MATERIAL PROVIDED =>
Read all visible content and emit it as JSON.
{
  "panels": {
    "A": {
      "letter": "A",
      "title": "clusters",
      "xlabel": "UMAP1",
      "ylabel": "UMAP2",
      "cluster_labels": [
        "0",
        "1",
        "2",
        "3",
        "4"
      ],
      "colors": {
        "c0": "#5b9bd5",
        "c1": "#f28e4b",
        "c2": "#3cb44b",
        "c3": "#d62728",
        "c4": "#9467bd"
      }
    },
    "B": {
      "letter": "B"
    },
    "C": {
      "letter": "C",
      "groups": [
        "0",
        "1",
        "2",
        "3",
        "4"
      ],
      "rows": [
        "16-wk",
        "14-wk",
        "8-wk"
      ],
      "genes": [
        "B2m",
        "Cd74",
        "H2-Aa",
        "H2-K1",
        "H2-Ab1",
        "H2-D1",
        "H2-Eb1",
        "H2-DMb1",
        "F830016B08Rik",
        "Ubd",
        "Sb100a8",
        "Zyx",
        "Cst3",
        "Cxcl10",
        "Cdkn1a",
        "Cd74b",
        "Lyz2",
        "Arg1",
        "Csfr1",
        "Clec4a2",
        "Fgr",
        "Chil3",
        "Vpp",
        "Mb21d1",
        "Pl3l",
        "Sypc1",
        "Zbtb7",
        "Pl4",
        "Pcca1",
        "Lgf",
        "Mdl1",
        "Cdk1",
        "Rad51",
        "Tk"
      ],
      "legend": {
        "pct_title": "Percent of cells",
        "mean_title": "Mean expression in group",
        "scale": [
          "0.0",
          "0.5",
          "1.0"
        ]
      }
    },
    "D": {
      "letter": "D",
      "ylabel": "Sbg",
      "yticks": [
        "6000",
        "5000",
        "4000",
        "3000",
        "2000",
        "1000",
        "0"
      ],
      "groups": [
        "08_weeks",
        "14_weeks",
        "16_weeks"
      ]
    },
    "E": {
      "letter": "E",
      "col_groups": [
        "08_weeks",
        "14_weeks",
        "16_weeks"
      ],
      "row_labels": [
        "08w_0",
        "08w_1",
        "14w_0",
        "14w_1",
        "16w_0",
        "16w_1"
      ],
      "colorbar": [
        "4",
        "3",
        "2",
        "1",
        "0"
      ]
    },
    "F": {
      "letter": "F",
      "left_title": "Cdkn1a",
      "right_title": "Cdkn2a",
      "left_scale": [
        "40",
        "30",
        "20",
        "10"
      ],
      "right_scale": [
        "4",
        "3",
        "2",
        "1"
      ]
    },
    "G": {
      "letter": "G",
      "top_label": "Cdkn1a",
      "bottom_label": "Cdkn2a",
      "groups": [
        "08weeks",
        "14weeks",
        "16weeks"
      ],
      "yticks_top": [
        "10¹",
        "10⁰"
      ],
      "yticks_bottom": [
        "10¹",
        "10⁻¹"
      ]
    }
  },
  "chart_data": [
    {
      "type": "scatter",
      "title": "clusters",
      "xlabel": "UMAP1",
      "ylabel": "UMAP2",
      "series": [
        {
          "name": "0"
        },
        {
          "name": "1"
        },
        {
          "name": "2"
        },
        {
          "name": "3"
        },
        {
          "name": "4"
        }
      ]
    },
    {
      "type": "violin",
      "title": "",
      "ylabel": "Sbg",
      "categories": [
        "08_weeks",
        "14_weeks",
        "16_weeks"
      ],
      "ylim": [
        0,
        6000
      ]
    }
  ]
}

WORK ITEM => Recopy the records without any alteration.

RESPONSE TO THIS TASK =>
Read all visible content and emit it as JSON.
{
  "panels": {
    "A": {
      "letter": "A",
      "title": "clusters",
      "xlabel": "UMAP1",
      "ylabel": "UMAP2",
      "cluster_labels": [
        "0",
        "1",
        "2",
        "3",
        "4"
      ],
      "colors": {
        "c0": "#5b9bd5",
        "c1": "#f28e4b",
        "c2": "#3cb44b",
        "c3": "#d62728",
        "c4": "#9467bd"
      }
    },
    "B": {
      "letter": "B"
    },
    "C": {
      "letter": "C",
      "groups": [
        "0",
        "1",
        "2",
        "3",
        "4"
      ],
      "rows": [
        "16-wk",
        "14-wk",
        "8-wk"
      ],
      "genes": [
        "B2m",
        "Cd74",
        "H2-Aa",
        "H2-K1",
        "H2-Ab1",
        "H2-D1",
        "H2-Eb1",
        "H2-DMb1",
        "F830016B08Rik",
        "Ubd",
        "Sb100a8",
        "Zyx",
        "Cst3",
        "Cxcl10",
        "Cdkn1a",
        "Cd74b",
        "Lyz2",
        "Arg1",
        "Csfr1",
        "Clec4a2",
        "Fgr",
        "Chil3",
        "Vpp",
        "Mb21d1",
        "Pl3l",
        "Sypc1",
        "Zbtb7",
        "Pl4",
        "Pcca1",
        "Lgf",
        "Mdl1",
        "Cdk1",
        "Rad51",
        "Tk"
      ],
      "legend": {
        "pct_title": "Percent of cells",
        "mean_title": "Mean expression in group",
        "scale": [
          "0.0",
          "0.5",
          "1.0"
        ]
      }
    },
    "D": {
      "letter": "D",
      "ylabel": "Sbg",
      "yticks": [
        "6000",
        "5000",
        "4000",
        "3000",
        "2000",
        "1000",
        "0"
      ],
      "groups": [
        "08_weeks",
        "14_weeks",
        "16_weeks"
      ]
    },
    "E": {
      "letter": "E",
      "col_groups": [
        "08_weeks",
        "14_weeks",
        "16_weeks"
      ],
      "row_labels": [
        "08w_0",
        "08w_1",
        "14w_0",
        "14w_1",
        "16w_0",
        "16w_1"
      ],
      "colorbar": [
        "4",
        "3",
        "2",
        "1",
        "0"
      ]
    },
    "F": {
      "letter": "F",
      "left_title": "Cdkn1a",
      "right_title": "Cdkn2a",
      "left_scale": [
        "40",
        "30",
        "20",
        "10"
      ],
      "right_scale": [
        "4",
        "3",
        "2",
        "1"
      ]
    },
    "G": {
      "letter": "G",
      "top_label": "Cdkn1a",
      "bottom_label": "Cdkn2a",
      "groups": [
        "08weeks",
        "14weeks",
        "16weeks"
      ],
      "yticks_top": [
        "10¹",
        "10⁰"
      ],
      "yticks_bottom": [
        "10¹",
        "10⁻¹"
      ]
    }
  },
  "chart_data": [
    {
      "type": "scatter",
      "title": "clusters",
      "xlabel": "UMAP1",
      "ylabel": "UMAP2",
      "series": [
        {
          "name": "0"
        },
        {
          "name": "1"
        },
        {
          "name": "2"
        },
        {
          "name": "3"
        },
        {
          "name": "4"
        }
      ]
    },
    {
      "type": "violin",
      "title": "",
      "ylabel": "Sbg",
      "categories": [
        "08_weeks",
        "14_weeks",
        "16_weeks"
      ],
      "ylim": [
        0,
        6000
      ]
    }
  ]
}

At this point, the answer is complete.